## WHAT YOU HAVE TO DO
The listing must be reproduced in full, exactly as it stands.

Extracted records
>> BEGIN

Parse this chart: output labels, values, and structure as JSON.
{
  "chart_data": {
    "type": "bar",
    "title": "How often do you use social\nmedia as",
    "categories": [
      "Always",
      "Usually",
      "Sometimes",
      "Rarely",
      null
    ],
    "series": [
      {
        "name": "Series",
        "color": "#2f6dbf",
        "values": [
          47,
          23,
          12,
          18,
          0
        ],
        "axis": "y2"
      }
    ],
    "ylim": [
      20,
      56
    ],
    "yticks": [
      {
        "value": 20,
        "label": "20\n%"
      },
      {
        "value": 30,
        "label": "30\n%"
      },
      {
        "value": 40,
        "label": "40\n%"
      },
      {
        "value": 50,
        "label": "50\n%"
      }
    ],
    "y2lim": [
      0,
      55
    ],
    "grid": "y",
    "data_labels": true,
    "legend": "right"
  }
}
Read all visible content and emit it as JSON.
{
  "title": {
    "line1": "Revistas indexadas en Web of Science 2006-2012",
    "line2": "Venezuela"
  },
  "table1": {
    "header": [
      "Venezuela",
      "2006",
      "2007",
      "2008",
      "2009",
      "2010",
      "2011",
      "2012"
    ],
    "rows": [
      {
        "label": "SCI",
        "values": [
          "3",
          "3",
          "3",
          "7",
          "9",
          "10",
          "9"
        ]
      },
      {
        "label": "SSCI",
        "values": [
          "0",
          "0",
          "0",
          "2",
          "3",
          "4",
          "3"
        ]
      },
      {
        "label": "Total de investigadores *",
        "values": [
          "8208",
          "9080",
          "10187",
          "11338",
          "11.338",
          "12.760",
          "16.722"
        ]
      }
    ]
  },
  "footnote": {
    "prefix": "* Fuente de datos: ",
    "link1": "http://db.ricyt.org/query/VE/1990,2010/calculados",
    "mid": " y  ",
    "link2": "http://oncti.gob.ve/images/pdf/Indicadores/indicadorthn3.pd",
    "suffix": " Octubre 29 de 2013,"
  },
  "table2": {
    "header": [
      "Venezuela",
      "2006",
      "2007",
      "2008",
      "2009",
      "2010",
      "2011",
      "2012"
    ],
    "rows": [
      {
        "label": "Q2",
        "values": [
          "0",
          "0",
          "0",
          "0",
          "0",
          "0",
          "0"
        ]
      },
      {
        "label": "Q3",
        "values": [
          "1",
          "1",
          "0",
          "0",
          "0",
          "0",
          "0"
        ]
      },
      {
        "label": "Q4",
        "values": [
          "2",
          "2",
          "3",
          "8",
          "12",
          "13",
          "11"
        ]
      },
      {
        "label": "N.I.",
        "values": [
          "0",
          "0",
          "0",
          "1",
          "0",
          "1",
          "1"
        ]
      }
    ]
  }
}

>> END

## EXPECTED ANSWER
Parse this chart: output labels, values, and structure as JSON.
{
  "chart_data": {
    "type": "bar",
    "title": "How often do you use social\nmedia as",
    "categories": [
      "Always",
      "Usually",
      "Sometimes",
      "Rarely",
      null
    ],
    "series": [
      {
        "name": "Series",
        "color": "#2f6dbf",
        "values": [
          47,
          23,
          12,
          18,
          0
        ],
        "axis": "y2"
      }
    ],
    "ylim": [
      20,
      56
    ],
    "yticks": [
      {
        "value": 20,
        "label": "20\n%"
      },
      {
        "value": 30,
        "label": "30\n%"
      },
      {
        "value": 40,
        "label": "40\n%"
      },
      {
        "value": 50,
        "label": "50\n%"
      }
    ],
    "y2lim": [
      0,
      55
    ],
    "grid": "y",
    "data_labels": true,
    "legend": "right"
  }
}
Read all visible content and emit it as JSON.
{
  "title": {
    "line1": "Revistas indexadas en Web of Science 2006-2012",
    "line2": "Venezuela"
  },
  "table1": {
    "header": [
      "Venezuela",
      "2006",
      "2007",
      "2008",
      "2009",
      "2010",
      "2011",
      "2012"
    ],
    "rows": [
      {
        "label": "SCI",
        "values": [
          "3",
          "3",
          "3",
          "7",
          "9",
          "10",
          "9"
        ]
      },
      {
        "label": "SSCI",
        "values": [
          "0",
          "0",
          "0",
          "2",
          "3",
          "4",
          "3"
        ]
      },
      {
        "label": "Total de investigadores *",
        "values": [
          "8208",
          "9080",
          "10187",
          "11338",
          "11.338",
          "12.760",
          "16.722"
        ]
      }
    ]
  },
  "footnote": {
    "prefix": "* Fuente de datos: ",
    "link1": "http://db.ricyt.org/query/VE/1990,2010/calculados",
    "mid": " y  ",
    "link2": "http://oncti.gob.ve/images/pdf/Indicadores/indicadorthn3.pd",
    "suffix": " Octubre 29 de 2013,"
  },
  "table2": {
    "header": [
      "Venezuela",
      "2006",
      "2007",
      "2008",
      "2009",
      "2010",
      "2011",
      "2012"
    ],
    "rows": [
      {
        "label": "Q2",
        "values": [
          "0",
          "0",
          "0",
          "0",
          "0",
          "0",
          "0"
        ]
      },
      {
        "label": "Q3",
        "values": [
          "1",
          "1",
          "0",
          "0",
          "0",
          "0",
          "0"
        ]
      },
      {
        "label": "Q4",
        "values": [
          "2",
          "2",
          "3",
          "8",
          "12",
          "13",
          "11"
        ]
      },
      {
        "label": "N.I.",
        "values": [
          "0",
          "0",
          "0",
          "1",
          "0",
          "1",
          "1"
        ]
      }
    ]
  }
}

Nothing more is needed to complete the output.